--- Data to process ---
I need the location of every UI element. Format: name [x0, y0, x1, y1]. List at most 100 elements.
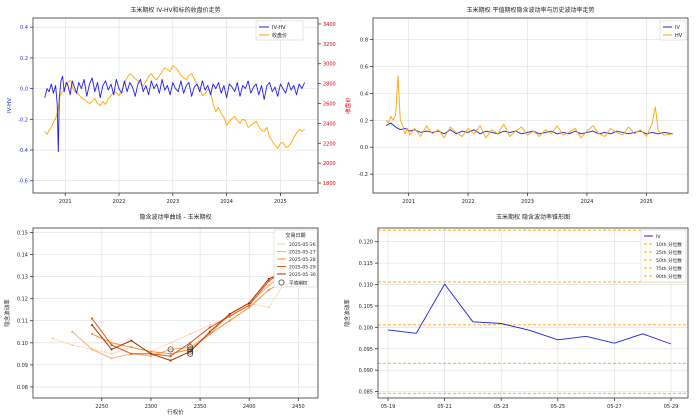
y-tick-label: 0.13 — [17, 275, 28, 281]
smile-point — [228, 315, 231, 318]
y-tick-label: 0.11 — [17, 319, 28, 325]
x-tick-label: 2350 — [194, 404, 207, 410]
smile-point — [90, 348, 94, 351]
legend-label: 90th 分位数 — [656, 273, 682, 280]
y-axis-label: 隐含波动率 — [343, 299, 351, 327]
smile-point — [110, 341, 113, 344]
y-axis-label: IV-HV — [7, 98, 13, 113]
y2-tick-label: 2000 — [323, 161, 336, 167]
x-tick-label: 05-25 — [551, 404, 566, 410]
x-tick-label: 2021 — [59, 199, 72, 205]
smile-point — [228, 313, 231, 316]
x-tick-label: 2024 — [220, 199, 233, 205]
smile-point — [110, 343, 113, 347]
legend-label: IV — [675, 25, 680, 31]
smile-point — [208, 324, 211, 327]
x-tick-label: 2400 — [243, 404, 256, 410]
y-tick-label: 0.085 — [359, 390, 373, 396]
smile-point — [248, 302, 251, 305]
y-tick-label: 0.115 — [359, 261, 373, 267]
chart-title: 隐含波动率曲线 - 玉米期权 — [140, 213, 212, 221]
smile-point — [110, 352, 113, 355]
smile-line-2025-05-27 — [71, 269, 289, 359]
y2-tick-label: 2800 — [323, 82, 336, 88]
chart-title: 玉米期权 平值期权隐含波动率与历史波动率走势 — [467, 6, 595, 14]
y-tick-label: 0.105 — [359, 304, 373, 310]
y-tick-label: 0.4 — [360, 91, 368, 97]
y2-tick-label: 1800 — [323, 181, 336, 187]
chart-title: 玉米期权 IV-HV和标的收盘价走势 — [130, 6, 220, 14]
legend-label: 2025-05-29 — [289, 264, 316, 270]
y-tick-label: 0.15 — [17, 230, 28, 236]
smile-point — [208, 330, 211, 333]
y-tick-label: 0.08 — [17, 385, 28, 391]
plot-frame — [372, 17, 689, 194]
legend-label: 75th 分位数 — [656, 265, 682, 272]
iv-cone-chart: 0.085 0.090 0.095 0.100 0.105 0.110 0.115 0.120… — [343, 213, 689, 410]
x-tick-label: 2022 — [113, 199, 126, 205]
legend-label: 2025-05-28 — [289, 257, 316, 263]
x-tick-label: 2250 — [95, 404, 108, 410]
x-tick-label: 2022 — [462, 199, 475, 205]
legend-label: 收盘价 — [272, 32, 287, 39]
atm-marker — [187, 348, 194, 355]
x-tick-label: 05-21 — [437, 404, 452, 410]
x-tick-label: 05-29 — [664, 404, 679, 410]
atm-marker — [187, 350, 194, 357]
iv-smile-chart: 0.08 0.09 0.10 0.11 0.12 0.13 0.14 0.15 2250 2300… — [3, 213, 319, 416]
legend-label: 50th 分位数 — [656, 257, 682, 264]
y-tick-label: 0.6 — [360, 64, 368, 70]
iv-hv-trend-chart: -0.2 0.0 0.2 0.4 0.6 0.8 2021 2022 2023 2024 2025 玉… — [358, 6, 689, 205]
y-tick-label: 0.8 — [360, 38, 368, 44]
y2-tick-label: 2400 — [323, 121, 336, 127]
smile-point — [169, 359, 172, 362]
smile-point — [110, 348, 113, 351]
x-tick-label: 05-27 — [607, 404, 622, 410]
y-axis-label: 隐含波动率 — [3, 299, 11, 327]
y2-axis-label: 收盘价 — [344, 97, 352, 114]
legend-label: 平值期权 — [289, 279, 308, 286]
legend-label: 2025-05-30 — [289, 272, 316, 278]
smile-point — [110, 357, 113, 360]
y-tick-label: -0.6 — [18, 179, 28, 185]
y-tick-label: 0.09 — [17, 363, 28, 369]
smile-point — [90, 332, 94, 336]
close-price-line — [44, 65, 305, 149]
x-tick-label: 05-19 — [381, 404, 396, 410]
plot-frame — [377, 227, 689, 399]
smile-point — [267, 288, 270, 291]
legend-label: 25th 分位数 — [656, 249, 682, 256]
smile-point — [169, 355, 172, 358]
y-tick-label: 0.2 — [360, 118, 368, 124]
y-tick-label: 0.090 — [359, 368, 373, 374]
x-tick-label: 2024 — [581, 199, 594, 205]
y-tick-label: -0.2 — [18, 117, 28, 123]
y-tick-label: 0.14 — [17, 252, 28, 258]
smile-point — [71, 343, 74, 347]
iv-hv-price-chart: -0.6 -0.4 -0.2 0.0 0.2 0.4 2021 2022 2023 2024 202… — [7, 6, 352, 205]
y-tick-label: 0.110 — [359, 283, 373, 289]
iv-line — [385, 122, 674, 135]
x-tick-label: 2023 — [166, 199, 179, 205]
x-axis-label: 行权价 — [167, 408, 184, 416]
legend-label: 10th 分位数 — [656, 241, 682, 248]
smile-point — [189, 341, 192, 344]
y-tick-label: 0.100 — [359, 325, 373, 331]
plot-frame — [32, 17, 319, 194]
smile-point — [208, 332, 211, 336]
y2-tick-label: 3000 — [323, 62, 336, 68]
smile-point — [169, 352, 172, 355]
smile-point — [169, 348, 172, 351]
smile-point — [267, 279, 270, 283]
smile-point — [51, 337, 54, 340]
x-tick-label: 2450 — [292, 404, 305, 410]
iv-hv-line — [44, 75, 306, 153]
x-tick-label: 2025 — [640, 199, 653, 205]
chart-title: 玉米期权 隐含波动率锥形图 — [496, 213, 570, 221]
y-tick-label: 0.10 — [17, 341, 28, 347]
y-tick-label: 0.4 — [20, 25, 28, 31]
y-tick-label: -0.2 — [358, 172, 368, 178]
smile-point — [71, 330, 74, 333]
smile-point — [130, 352, 133, 355]
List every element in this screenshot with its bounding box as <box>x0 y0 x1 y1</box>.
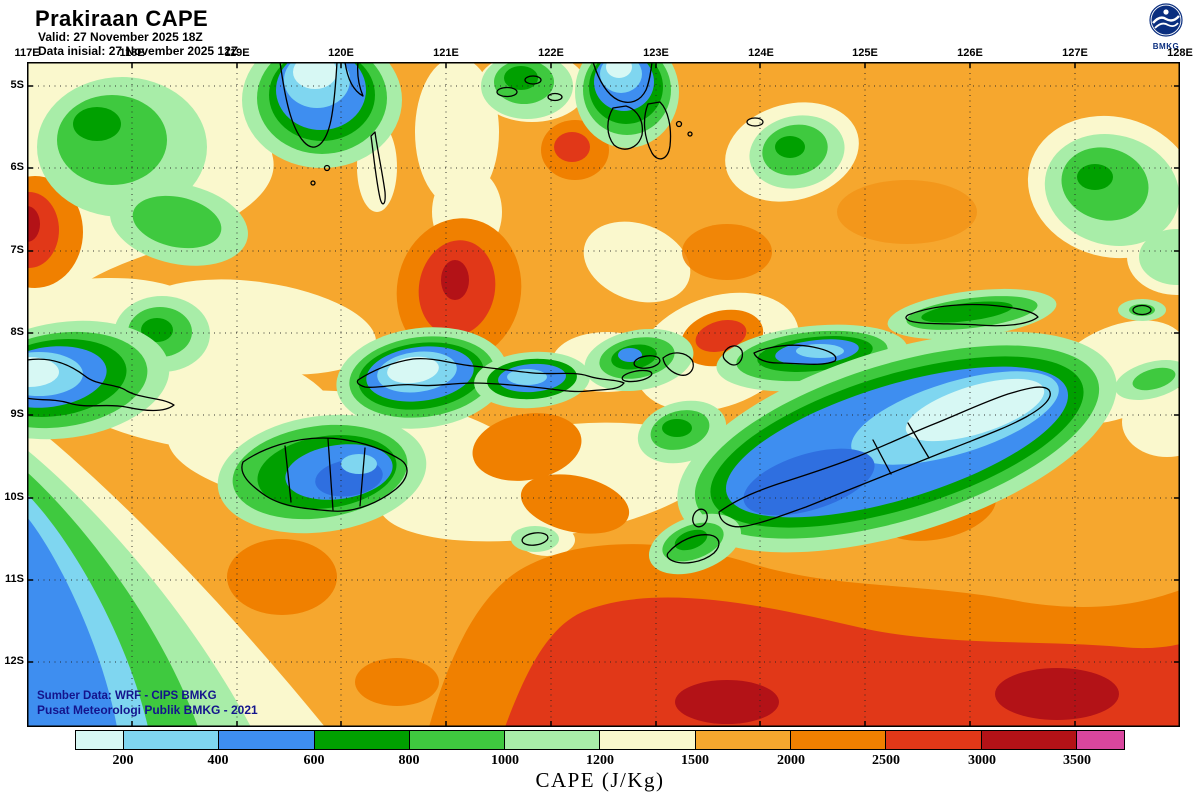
lat-label: 8S <box>10 326 24 338</box>
lon-label: 126E <box>957 47 983 59</box>
colorbar-tick-label: 2500 <box>872 753 900 768</box>
map-canvas <box>27 62 1180 727</box>
legend-swatch <box>123 731 219 749</box>
colorbar-tick-label: 1000 <box>491 753 519 768</box>
lat-label: 10S <box>4 491 24 503</box>
colorbar-tick-label: 800 <box>398 753 420 768</box>
bmkg-logo: BMKG <box>1142 2 1190 51</box>
lon-label: 121E <box>433 47 459 59</box>
colorbar-tick-label: 1500 <box>681 753 709 768</box>
colorbar-tick-label: 1200 <box>586 753 614 768</box>
lon-label: 128E <box>1167 47 1193 59</box>
colorbar-caption: CAPE (J/Kg) <box>535 768 665 792</box>
legend-swatch <box>980 731 1076 749</box>
legend-swatch <box>313 731 409 749</box>
source-data-line: Sumber Data: WRF - CIPS BMKG <box>37 690 217 702</box>
lon-label: 127E <box>1062 47 1088 59</box>
legend-swatch <box>504 731 600 749</box>
valid-time-label: Valid: 27 November 2025 18Z <box>38 30 203 44</box>
initial-time-label: Data inisial: 27 November 2025 12Z <box>38 44 239 58</box>
lon-label: 119E <box>224 47 250 59</box>
page-title: Prakiraan CAPE <box>35 6 209 31</box>
lat-label: 6S <box>10 161 24 173</box>
map-credits: Sumber Data: WRF - CIPS BMKG Pusat Meteo… <box>37 689 258 717</box>
colorbar-tick-label: 200 <box>112 753 134 768</box>
colorbar-tick-label: 600 <box>303 753 325 768</box>
lon-label: 123E <box>643 47 669 59</box>
degree-ticks <box>27 62 1180 727</box>
lon-label: 124E <box>748 47 774 59</box>
lat-label: 9S <box>10 408 24 420</box>
colorbar-tick-label: 2000 <box>777 753 805 768</box>
lat-label: 7S <box>10 244 24 256</box>
lon-label: 117E <box>14 47 40 59</box>
legend-swatch <box>790 731 886 749</box>
lon-label: 125E <box>852 47 878 59</box>
low-cape-island-regions <box>27 62 1180 575</box>
colorbar <box>75 730 1125 750</box>
bmkg-logo-icon <box>1149 3 1183 37</box>
lat-label: 12S <box>4 655 24 667</box>
lon-label: 118E <box>119 47 145 59</box>
map-frame <box>27 62 1180 727</box>
southwest-gradient-bands <box>27 420 325 727</box>
colorbar-tick-label: 3500 <box>1063 753 1091 768</box>
high-cape-regions <box>27 120 1180 727</box>
legend-swatch <box>218 731 314 749</box>
legend-swatch <box>599 731 695 749</box>
grid-lines <box>27 62 1180 727</box>
lat-label: 5S <box>10 79 24 91</box>
lon-label: 120E <box>328 47 354 59</box>
colorbar-tick-label: 3000 <box>968 753 996 768</box>
legend-swatch <box>885 731 981 749</box>
legend-swatch <box>76 731 124 749</box>
lat-label: 11S <box>5 573 24 585</box>
publisher-line: Pusat Meteorologi Publik BMKG - 2021 <box>37 703 258 717</box>
legend-swatch <box>408 731 505 749</box>
coastlines <box>27 62 1152 564</box>
legend-swatch <box>694 731 790 749</box>
legend-swatch <box>1075 731 1124 749</box>
bmkg-logo-label: BMKG <box>1152 42 1180 51</box>
lon-label: 122E <box>538 47 564 59</box>
colorbar-tick-label: 400 <box>207 753 229 768</box>
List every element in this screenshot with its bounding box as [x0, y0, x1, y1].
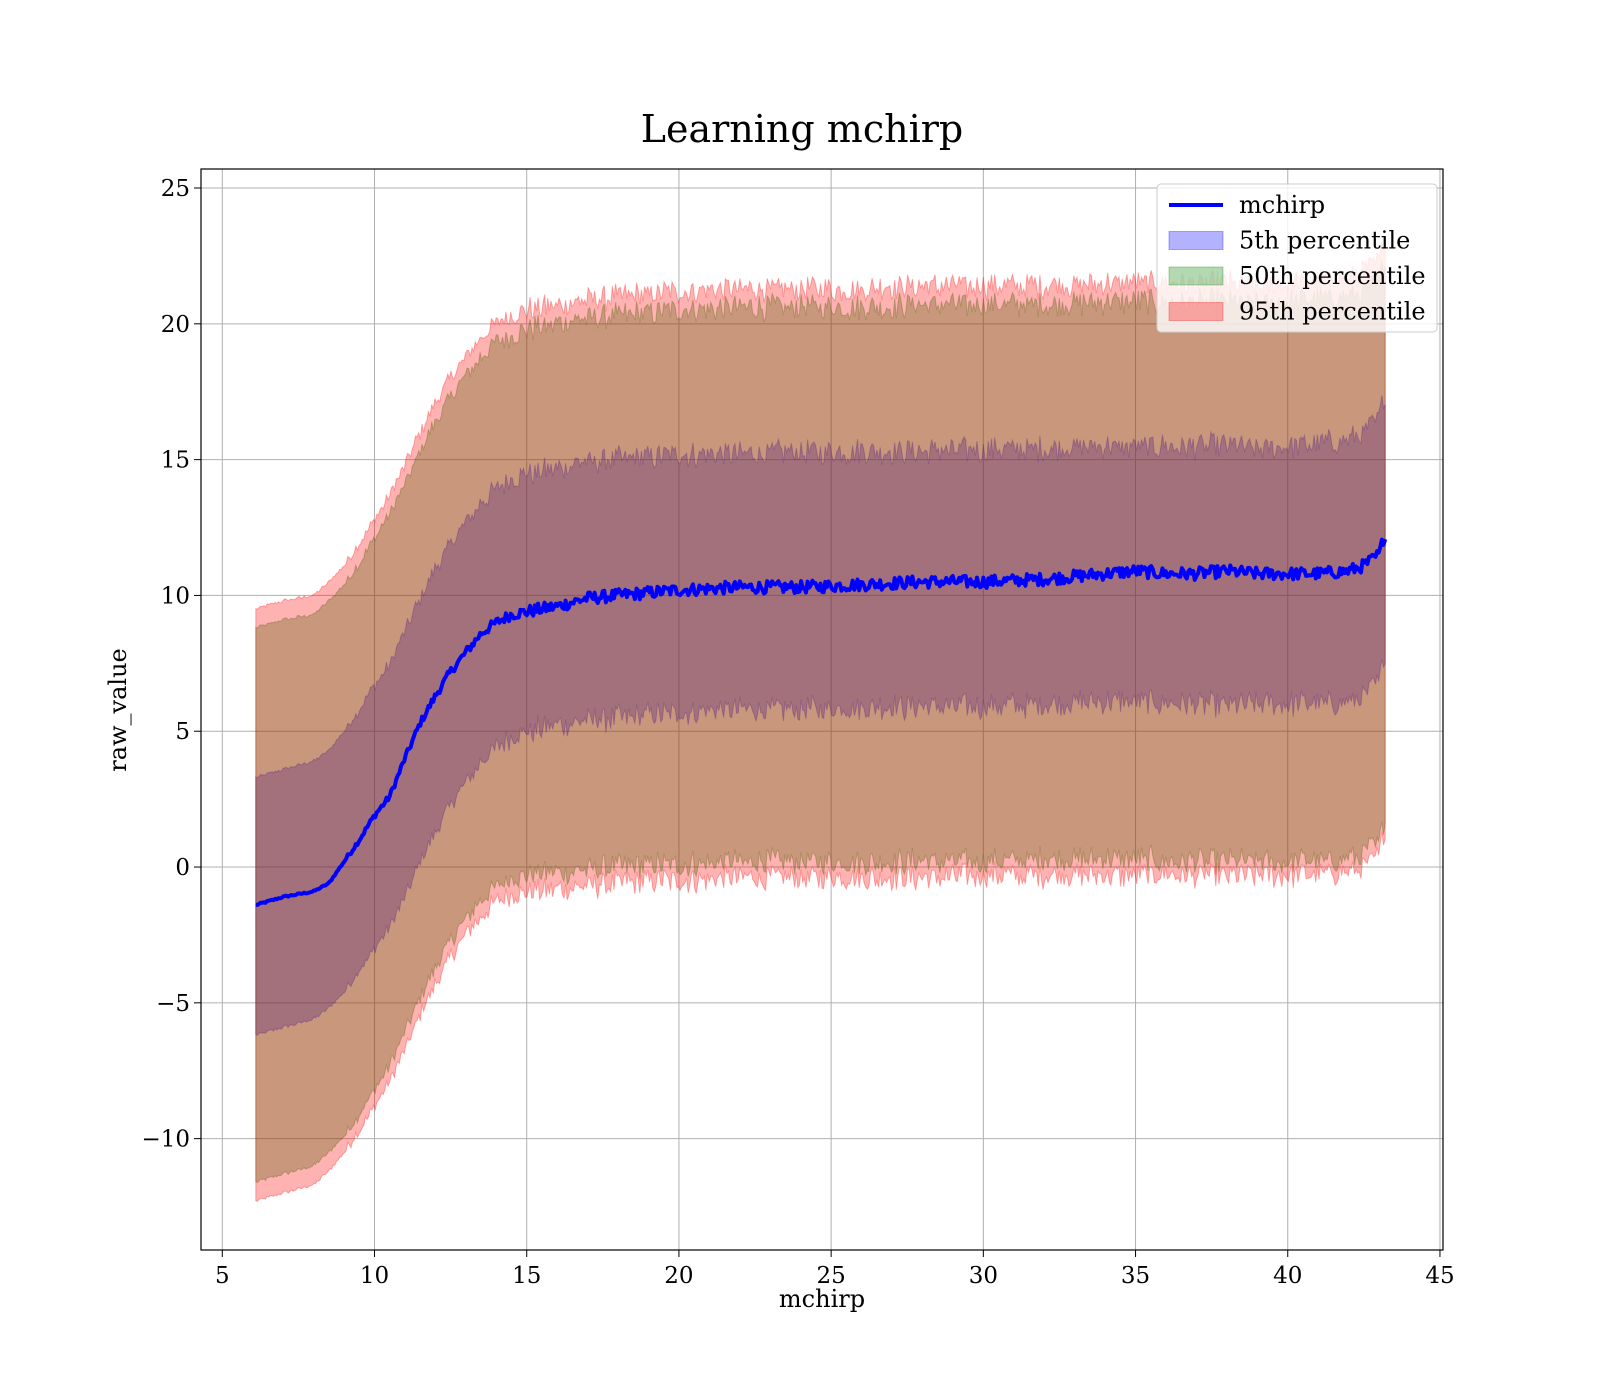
legend-patch-swatch	[1168, 266, 1224, 286]
y-tick-label: −5	[156, 991, 190, 1017]
y-tick-label: −10	[141, 1127, 190, 1153]
legend-label: 95th percentile	[1239, 298, 1426, 326]
x-tick-label: 5	[215, 1263, 230, 1289]
y-axis: −10 −5 0 5 10 15 20 25	[141, 176, 201, 1153]
plot-frame	[200, 168, 1444, 1251]
legend-box	[1156, 183, 1438, 333]
line-mchirp	[255, 537, 1388, 907]
band-5th-percentile	[255, 395, 1386, 1036]
x-tick-label: 20	[664, 1263, 693, 1289]
legend-label: mchirp	[1239, 191, 1325, 219]
y-tick-label: 25	[161, 176, 190, 202]
y-tick-label: 10	[161, 583, 190, 609]
x-axis: 5 10 15 20 25 30 35 40 45	[215, 1250, 1455, 1289]
chart-title: Learning mchirp	[641, 107, 963, 151]
band-50th-percentile	[255, 259, 1386, 1184]
y-tick-label: 15	[161, 448, 190, 474]
x-tick-label: 45	[1425, 1263, 1454, 1289]
y-tick-label: 5	[175, 719, 190, 745]
y-tick-label: 20	[161, 312, 190, 338]
legend-item: 50th percentile	[1168, 262, 1426, 290]
legend-patch-swatch	[1168, 302, 1224, 321]
legend: mchirp 5th percentile 50th percentile 95th …	[1156, 183, 1438, 333]
legend-patch-swatch	[1168, 231, 1224, 250]
legend-label: 50th percentile	[1239, 262, 1426, 290]
legend-item: 95th percentile	[1168, 298, 1426, 326]
x-axis-label: mchirp	[779, 1285, 865, 1313]
series-lines	[255, 537, 1388, 907]
legend-item: mchirp	[1169, 191, 1325, 219]
percentile-bands	[255, 241, 1386, 1202]
x-tick-label: 10	[360, 1263, 389, 1289]
band-95th-percentile	[255, 241, 1386, 1202]
x-tick-label: 15	[512, 1263, 541, 1289]
y-tick-label: 0	[175, 855, 190, 881]
x-tick-label: 40	[1273, 1263, 1302, 1289]
y-axis-label: raw_value	[104, 648, 132, 772]
legend-label: 5th percentile	[1239, 227, 1410, 255]
legend-item: 5th percentile	[1168, 227, 1410, 255]
x-tick-label: 25	[816, 1263, 845, 1289]
grid	[201, 169, 1443, 1250]
x-tick-label: 35	[1121, 1263, 1150, 1289]
x-tick-label: 30	[969, 1263, 998, 1289]
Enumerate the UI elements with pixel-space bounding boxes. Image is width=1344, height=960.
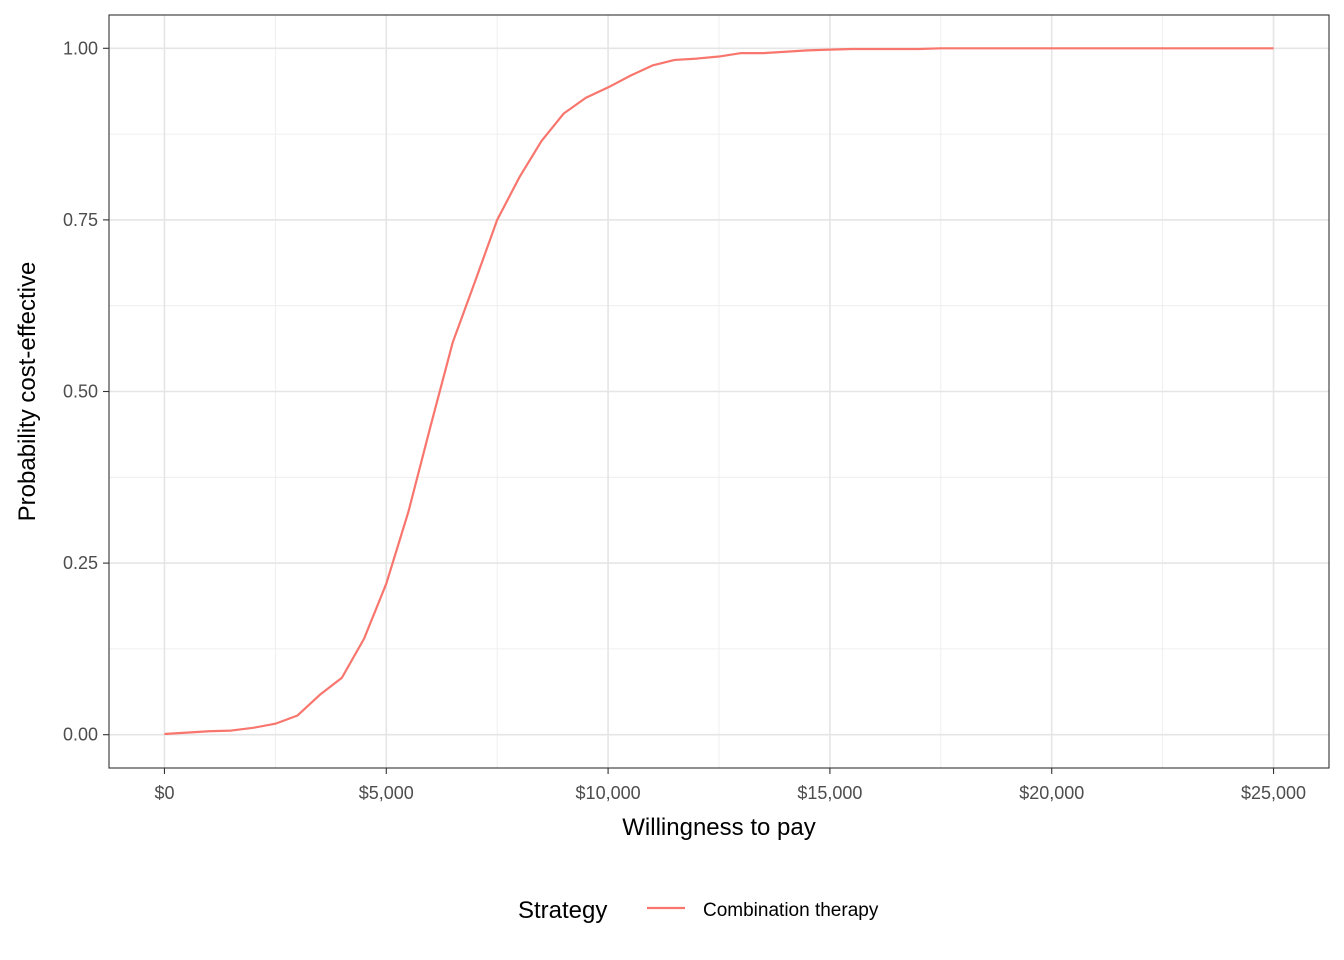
x-tick-label: $10,000 <box>576 783 641 803</box>
series-layer <box>164 47 1274 736</box>
y-tick-label: 0.75 <box>63 210 98 230</box>
y-axis-title: Probability cost-effective <box>14 262 41 522</box>
legend-label-combination-therapy: Combination therapy <box>703 900 879 921</box>
legend-title: Strategy <box>518 897 607 924</box>
y-tick-label: 0.00 <box>63 725 98 745</box>
x-tick-label: $20,000 <box>1019 783 1084 803</box>
x-tick-label: $5,000 <box>359 783 414 803</box>
y-tick-label: 0.25 <box>63 553 98 573</box>
x-tick-label: $25,000 <box>1241 783 1306 803</box>
y-axis: 0.00 0.25 0.50 0.75 1.00 <box>63 38 109 745</box>
series-line-combination-therapy <box>164 47 1274 736</box>
x-axis-title: Willingness to pay <box>622 814 815 841</box>
y-tick-label: 1.00 <box>63 38 98 58</box>
x-tick-label: $0 <box>154 783 174 803</box>
x-tick-label: $15,000 <box>797 783 862 803</box>
x-axis: $0 $5,000 $10,000 $15,000 $20,000 $25,000 <box>154 768 1306 803</box>
y-tick-label: 0.50 <box>63 382 98 402</box>
legend: Strategy Combination therapy <box>518 897 879 924</box>
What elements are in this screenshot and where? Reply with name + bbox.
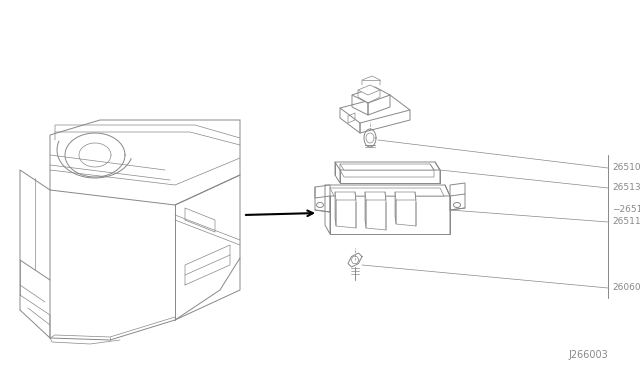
---
Goal →
Please extract every line from the records above that contains the string "mchirp" and copy each one out.

Finished answer →
line-mchirp	[255, 537, 1388, 907]
legend-label: mchirp	[1239, 191, 1325, 219]
chart-title: Learning mchirp	[641, 107, 963, 151]
legend: mchirp 5th percentile 50th percentile 95th …	[1156, 183, 1438, 333]
x-axis-label: mchirp	[779, 1285, 865, 1313]
legend-item: mchirp	[1169, 191, 1325, 219]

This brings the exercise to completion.